• Short problem: Write out the entries from the very first line down to the line containing "data-point [350, 218, 362, 230]", including both ends, with every character unchanged.

• Available records:
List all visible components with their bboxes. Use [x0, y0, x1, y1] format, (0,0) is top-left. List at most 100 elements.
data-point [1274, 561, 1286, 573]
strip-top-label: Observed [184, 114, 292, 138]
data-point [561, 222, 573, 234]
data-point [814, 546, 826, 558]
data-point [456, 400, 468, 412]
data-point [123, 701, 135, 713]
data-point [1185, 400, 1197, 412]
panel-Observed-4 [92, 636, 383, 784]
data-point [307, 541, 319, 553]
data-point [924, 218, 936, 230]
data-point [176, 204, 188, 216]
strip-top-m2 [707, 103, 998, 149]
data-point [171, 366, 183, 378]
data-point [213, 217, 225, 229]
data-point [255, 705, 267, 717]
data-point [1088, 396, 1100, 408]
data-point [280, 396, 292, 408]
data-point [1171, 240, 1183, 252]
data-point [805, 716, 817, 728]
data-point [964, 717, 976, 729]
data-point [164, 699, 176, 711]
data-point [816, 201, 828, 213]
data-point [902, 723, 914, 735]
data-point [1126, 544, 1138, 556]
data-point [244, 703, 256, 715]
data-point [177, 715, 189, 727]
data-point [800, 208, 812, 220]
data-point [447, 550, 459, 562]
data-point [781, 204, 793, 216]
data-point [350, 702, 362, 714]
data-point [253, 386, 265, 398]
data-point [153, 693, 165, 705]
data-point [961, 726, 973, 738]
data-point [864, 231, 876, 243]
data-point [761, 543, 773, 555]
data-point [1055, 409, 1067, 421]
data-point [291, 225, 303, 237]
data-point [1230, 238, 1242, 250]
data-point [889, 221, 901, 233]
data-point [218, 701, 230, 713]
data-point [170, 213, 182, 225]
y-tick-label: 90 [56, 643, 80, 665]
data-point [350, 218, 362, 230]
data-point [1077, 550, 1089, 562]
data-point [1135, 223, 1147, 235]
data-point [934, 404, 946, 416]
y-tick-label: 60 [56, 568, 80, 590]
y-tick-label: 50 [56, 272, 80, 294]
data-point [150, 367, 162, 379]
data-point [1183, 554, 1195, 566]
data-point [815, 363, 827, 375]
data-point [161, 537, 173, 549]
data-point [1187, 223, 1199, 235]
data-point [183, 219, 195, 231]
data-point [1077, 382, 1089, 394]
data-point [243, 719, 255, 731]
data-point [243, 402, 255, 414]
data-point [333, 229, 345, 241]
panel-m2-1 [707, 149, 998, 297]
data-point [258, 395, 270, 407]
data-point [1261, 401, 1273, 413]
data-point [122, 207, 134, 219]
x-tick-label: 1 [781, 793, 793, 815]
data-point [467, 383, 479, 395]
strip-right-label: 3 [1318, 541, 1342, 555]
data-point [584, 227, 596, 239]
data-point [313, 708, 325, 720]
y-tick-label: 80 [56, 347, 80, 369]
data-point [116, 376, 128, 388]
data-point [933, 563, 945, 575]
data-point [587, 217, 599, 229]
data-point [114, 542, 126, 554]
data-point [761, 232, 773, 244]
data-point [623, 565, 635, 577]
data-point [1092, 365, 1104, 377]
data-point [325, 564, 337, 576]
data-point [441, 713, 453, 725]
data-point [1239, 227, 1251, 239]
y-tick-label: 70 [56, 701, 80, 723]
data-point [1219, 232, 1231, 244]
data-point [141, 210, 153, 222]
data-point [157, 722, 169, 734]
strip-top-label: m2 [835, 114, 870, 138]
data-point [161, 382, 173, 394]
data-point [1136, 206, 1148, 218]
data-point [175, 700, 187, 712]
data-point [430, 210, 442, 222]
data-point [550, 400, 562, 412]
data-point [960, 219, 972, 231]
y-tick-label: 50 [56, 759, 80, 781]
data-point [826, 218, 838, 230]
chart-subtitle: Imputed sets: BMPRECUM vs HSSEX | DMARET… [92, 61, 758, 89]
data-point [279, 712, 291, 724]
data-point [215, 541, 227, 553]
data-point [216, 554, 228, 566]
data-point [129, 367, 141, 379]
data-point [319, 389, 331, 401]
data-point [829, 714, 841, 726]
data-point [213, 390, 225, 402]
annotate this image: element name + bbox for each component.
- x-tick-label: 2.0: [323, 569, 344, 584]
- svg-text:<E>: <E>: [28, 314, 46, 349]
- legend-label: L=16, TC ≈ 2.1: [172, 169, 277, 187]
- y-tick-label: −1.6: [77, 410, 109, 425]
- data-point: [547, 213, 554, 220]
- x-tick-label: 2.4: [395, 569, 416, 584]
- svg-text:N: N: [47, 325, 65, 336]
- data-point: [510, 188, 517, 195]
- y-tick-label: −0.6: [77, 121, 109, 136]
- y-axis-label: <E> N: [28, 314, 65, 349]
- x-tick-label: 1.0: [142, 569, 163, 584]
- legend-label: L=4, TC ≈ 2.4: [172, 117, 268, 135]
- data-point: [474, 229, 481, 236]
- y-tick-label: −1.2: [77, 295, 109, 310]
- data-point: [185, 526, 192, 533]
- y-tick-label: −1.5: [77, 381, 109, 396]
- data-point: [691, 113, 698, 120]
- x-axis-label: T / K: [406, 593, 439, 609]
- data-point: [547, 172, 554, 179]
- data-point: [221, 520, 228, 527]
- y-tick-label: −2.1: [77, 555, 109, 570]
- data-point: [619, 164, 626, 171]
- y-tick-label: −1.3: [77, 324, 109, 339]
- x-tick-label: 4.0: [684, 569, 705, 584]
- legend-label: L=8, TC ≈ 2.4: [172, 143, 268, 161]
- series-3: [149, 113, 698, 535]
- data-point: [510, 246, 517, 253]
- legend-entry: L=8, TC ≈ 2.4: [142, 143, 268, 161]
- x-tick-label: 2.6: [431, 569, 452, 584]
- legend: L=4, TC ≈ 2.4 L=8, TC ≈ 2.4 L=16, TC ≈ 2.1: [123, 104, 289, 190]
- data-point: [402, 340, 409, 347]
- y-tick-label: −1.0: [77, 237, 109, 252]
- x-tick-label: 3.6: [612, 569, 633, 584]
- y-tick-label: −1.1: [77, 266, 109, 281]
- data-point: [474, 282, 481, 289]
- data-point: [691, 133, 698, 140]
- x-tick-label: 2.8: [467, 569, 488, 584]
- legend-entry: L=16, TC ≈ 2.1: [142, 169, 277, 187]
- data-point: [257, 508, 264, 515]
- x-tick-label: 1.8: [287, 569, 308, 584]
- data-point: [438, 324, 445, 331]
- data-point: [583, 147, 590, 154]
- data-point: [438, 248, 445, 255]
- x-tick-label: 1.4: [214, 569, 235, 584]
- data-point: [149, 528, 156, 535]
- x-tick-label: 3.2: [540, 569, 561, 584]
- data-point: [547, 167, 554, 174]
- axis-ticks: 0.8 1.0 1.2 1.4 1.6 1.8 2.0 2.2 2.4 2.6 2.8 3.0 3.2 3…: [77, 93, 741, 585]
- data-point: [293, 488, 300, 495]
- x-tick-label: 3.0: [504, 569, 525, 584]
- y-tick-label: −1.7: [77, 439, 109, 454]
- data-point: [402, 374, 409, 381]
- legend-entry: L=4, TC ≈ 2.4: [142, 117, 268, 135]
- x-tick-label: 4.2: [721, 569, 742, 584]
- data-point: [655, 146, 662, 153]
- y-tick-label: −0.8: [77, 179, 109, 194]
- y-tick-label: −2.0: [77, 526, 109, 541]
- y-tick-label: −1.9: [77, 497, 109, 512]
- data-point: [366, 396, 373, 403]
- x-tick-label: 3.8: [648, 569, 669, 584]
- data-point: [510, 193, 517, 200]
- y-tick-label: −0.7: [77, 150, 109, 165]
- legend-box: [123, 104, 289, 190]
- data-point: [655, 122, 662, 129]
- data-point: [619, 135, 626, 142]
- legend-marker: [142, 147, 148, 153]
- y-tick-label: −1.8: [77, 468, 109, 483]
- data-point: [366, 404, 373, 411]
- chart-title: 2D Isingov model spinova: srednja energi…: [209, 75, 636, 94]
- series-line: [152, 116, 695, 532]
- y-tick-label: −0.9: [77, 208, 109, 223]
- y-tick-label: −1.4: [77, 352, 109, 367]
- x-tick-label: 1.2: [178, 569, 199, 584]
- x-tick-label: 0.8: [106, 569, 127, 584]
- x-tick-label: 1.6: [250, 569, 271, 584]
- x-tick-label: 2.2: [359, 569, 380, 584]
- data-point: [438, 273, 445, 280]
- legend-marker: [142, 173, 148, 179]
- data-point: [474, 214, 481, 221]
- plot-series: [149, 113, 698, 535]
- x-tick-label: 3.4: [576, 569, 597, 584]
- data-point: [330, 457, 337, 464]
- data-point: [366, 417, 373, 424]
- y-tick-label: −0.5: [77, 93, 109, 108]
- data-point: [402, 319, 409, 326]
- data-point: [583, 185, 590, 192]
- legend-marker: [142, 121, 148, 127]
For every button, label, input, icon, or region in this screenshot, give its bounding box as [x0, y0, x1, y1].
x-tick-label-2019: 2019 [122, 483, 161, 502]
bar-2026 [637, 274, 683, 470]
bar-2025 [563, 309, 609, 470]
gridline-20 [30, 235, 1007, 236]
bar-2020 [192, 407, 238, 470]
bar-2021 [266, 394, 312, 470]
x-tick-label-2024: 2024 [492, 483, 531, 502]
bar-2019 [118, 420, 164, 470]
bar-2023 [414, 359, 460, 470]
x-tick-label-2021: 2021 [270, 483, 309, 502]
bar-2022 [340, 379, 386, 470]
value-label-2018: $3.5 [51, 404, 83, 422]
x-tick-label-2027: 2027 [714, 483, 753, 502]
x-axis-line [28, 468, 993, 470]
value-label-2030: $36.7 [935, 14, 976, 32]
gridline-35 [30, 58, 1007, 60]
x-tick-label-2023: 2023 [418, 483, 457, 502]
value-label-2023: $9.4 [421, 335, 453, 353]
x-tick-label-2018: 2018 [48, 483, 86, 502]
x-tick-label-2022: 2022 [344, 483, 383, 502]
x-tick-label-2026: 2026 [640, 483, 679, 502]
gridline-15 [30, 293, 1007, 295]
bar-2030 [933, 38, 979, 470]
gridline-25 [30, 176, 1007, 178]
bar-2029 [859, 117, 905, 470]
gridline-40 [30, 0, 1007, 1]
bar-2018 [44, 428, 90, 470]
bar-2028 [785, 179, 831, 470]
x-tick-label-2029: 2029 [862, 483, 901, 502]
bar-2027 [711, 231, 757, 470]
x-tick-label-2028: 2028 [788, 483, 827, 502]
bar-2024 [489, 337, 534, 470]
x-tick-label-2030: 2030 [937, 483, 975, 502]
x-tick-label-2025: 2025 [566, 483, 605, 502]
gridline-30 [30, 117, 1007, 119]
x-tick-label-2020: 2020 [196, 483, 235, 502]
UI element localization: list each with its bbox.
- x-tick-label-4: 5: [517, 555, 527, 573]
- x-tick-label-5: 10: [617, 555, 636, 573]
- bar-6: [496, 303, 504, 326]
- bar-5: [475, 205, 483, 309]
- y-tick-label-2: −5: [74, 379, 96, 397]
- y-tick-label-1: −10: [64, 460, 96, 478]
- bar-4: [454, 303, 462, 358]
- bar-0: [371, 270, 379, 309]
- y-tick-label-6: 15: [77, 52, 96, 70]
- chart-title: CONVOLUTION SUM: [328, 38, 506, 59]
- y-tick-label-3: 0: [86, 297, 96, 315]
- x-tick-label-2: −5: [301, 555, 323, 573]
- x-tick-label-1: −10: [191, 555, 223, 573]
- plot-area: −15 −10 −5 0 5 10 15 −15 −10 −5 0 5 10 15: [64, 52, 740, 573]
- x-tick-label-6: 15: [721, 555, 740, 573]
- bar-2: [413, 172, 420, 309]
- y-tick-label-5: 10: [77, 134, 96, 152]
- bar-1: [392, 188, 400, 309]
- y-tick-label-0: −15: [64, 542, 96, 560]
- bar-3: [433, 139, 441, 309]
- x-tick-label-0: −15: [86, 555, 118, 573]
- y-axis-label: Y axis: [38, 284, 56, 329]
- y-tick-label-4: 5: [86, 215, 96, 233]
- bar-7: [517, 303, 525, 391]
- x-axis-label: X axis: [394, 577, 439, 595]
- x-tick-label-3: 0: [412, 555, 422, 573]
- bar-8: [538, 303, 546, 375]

• The answer:
List all visible components with their bboxes. Use [x0, y0, x1, y1] format, (0,0) is top-left. List at most 100 elements.
data-point [1274, 561, 1286, 573]
strip-top-label: Observed [184, 114, 292, 138]
data-point [561, 222, 573, 234]
data-point [814, 546, 826, 558]
data-point [456, 400, 468, 412]
data-point [123, 701, 135, 713]
data-point [1185, 400, 1197, 412]
panel-Observed-4 [92, 636, 383, 784]
data-point [307, 541, 319, 553]
data-point [924, 218, 936, 230]
data-point [176, 204, 188, 216]
strip-top-m2 [707, 103, 998, 149]
data-point [171, 366, 183, 378]
data-point [213, 217, 225, 229]
data-point [255, 705, 267, 717]
data-point [1088, 396, 1100, 408]
data-point [280, 396, 292, 408]
data-point [1171, 240, 1183, 252]
data-point [805, 716, 817, 728]
data-point [964, 717, 976, 729]
data-point [164, 699, 176, 711]
data-point [816, 201, 828, 213]
data-point [902, 723, 914, 735]
data-point [1126, 544, 1138, 556]
data-point [244, 703, 256, 715]
data-point [177, 715, 189, 727]
data-point [800, 208, 812, 220]
data-point [447, 550, 459, 562]
data-point [781, 204, 793, 216]
data-point [350, 702, 362, 714]
data-point [253, 386, 265, 398]
data-point [153, 693, 165, 705]
data-point [961, 726, 973, 738]
data-point [864, 231, 876, 243]
data-point [761, 543, 773, 555]
data-point [1055, 409, 1067, 421]
data-point [291, 225, 303, 237]
data-point [1230, 238, 1242, 250]
data-point [889, 221, 901, 233]
data-point [218, 701, 230, 713]
data-point [170, 213, 182, 225]
y-tick-label: 90 [56, 643, 80, 665]
data-point [350, 218, 362, 230]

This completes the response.